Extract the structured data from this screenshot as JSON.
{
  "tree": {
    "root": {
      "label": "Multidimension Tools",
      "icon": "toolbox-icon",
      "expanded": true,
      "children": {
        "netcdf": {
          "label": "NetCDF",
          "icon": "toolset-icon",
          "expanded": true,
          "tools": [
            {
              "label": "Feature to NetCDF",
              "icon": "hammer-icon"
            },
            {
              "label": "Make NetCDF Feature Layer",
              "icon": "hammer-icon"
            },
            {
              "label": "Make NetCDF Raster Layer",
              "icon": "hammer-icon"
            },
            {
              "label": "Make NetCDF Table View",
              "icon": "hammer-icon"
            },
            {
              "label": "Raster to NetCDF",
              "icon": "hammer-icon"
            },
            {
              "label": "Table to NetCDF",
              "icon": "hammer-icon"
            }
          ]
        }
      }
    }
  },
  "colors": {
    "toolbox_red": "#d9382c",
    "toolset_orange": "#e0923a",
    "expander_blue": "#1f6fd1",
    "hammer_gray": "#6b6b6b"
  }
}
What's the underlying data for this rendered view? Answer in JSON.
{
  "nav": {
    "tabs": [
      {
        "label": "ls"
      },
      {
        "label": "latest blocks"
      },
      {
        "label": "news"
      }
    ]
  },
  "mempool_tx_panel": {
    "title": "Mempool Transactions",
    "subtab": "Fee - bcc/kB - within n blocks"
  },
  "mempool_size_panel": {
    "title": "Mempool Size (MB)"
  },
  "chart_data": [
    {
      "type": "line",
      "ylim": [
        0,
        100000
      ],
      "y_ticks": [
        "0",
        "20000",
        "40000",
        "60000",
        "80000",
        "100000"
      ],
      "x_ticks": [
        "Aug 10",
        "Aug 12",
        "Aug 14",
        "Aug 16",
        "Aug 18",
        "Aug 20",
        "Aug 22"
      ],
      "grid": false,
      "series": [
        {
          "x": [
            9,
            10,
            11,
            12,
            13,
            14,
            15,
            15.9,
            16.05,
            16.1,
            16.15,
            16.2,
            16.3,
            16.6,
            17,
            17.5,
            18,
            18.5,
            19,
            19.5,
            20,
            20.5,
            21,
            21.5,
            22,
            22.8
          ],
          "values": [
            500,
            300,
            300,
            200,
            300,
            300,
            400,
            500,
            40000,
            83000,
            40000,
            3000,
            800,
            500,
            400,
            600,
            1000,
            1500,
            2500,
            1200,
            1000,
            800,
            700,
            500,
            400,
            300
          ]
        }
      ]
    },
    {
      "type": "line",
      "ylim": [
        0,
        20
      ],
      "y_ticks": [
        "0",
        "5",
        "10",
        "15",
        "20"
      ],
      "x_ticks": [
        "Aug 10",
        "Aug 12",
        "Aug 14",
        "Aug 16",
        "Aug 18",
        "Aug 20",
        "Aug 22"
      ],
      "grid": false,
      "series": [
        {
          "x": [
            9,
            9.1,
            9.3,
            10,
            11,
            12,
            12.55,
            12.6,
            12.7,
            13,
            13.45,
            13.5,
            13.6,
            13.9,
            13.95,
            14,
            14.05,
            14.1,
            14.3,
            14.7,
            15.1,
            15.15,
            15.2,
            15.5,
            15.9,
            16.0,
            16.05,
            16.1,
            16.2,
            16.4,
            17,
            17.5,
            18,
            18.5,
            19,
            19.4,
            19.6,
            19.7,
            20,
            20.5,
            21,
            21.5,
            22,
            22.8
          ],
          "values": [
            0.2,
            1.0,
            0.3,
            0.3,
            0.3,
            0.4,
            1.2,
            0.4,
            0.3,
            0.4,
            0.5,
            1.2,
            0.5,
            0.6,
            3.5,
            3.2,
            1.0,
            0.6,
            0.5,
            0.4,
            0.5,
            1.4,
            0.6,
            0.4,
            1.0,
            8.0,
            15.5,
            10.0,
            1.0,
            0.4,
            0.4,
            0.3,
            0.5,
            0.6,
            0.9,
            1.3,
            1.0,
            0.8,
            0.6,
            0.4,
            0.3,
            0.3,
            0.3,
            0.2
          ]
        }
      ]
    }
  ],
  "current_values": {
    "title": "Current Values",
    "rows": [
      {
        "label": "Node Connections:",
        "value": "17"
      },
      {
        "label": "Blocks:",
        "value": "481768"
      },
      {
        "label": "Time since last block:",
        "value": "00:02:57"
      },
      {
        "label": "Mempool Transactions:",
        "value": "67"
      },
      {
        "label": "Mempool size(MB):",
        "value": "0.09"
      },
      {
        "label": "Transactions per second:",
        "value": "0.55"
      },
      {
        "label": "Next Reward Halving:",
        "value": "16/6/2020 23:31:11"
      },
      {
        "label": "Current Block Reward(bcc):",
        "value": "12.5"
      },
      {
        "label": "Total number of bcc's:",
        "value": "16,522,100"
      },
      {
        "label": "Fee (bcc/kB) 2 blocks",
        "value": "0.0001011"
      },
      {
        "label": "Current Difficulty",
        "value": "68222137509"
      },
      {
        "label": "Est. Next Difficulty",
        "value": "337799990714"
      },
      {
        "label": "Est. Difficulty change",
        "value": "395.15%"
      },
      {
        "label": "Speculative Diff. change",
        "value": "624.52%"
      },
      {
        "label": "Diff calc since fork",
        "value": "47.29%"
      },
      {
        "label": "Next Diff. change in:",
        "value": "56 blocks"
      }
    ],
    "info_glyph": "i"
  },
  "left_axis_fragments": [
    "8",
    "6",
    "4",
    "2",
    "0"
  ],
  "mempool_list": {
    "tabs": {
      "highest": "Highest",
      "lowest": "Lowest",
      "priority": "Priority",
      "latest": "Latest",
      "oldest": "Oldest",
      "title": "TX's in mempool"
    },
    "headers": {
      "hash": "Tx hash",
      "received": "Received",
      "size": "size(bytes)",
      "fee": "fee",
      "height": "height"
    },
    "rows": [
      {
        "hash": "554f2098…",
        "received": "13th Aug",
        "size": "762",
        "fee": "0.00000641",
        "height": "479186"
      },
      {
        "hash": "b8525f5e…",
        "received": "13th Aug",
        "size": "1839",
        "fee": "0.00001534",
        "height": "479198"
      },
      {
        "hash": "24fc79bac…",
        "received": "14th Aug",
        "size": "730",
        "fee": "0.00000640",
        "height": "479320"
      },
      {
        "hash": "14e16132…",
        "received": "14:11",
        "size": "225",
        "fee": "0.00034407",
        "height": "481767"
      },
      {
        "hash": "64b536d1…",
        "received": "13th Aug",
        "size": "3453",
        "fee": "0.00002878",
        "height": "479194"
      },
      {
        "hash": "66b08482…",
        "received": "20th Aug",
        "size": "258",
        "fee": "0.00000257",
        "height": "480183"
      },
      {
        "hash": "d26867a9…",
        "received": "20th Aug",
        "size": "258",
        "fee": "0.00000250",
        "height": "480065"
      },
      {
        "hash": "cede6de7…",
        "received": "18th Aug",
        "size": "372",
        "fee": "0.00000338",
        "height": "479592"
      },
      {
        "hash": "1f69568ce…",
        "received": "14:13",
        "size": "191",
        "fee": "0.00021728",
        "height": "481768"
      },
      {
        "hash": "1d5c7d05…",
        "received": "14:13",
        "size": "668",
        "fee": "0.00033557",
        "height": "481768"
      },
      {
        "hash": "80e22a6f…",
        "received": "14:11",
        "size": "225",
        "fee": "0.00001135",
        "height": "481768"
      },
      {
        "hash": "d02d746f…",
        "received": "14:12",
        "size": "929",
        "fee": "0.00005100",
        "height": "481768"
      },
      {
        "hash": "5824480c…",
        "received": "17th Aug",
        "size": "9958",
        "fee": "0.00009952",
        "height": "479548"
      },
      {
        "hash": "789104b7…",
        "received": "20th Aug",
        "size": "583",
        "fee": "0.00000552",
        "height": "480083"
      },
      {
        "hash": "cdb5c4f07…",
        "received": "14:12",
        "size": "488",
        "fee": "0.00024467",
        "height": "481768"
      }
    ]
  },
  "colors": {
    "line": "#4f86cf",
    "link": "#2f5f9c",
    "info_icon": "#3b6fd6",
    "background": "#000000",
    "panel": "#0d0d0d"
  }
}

□ □ □ □ □

__WORK REQUIRED__. Pull every line containing the word "JSON" out of the material.

__IN RESPONSE__.
Extract the structured data from this screenshot as JSON.
What's the underlying data for this rendered view? Answer in JSON.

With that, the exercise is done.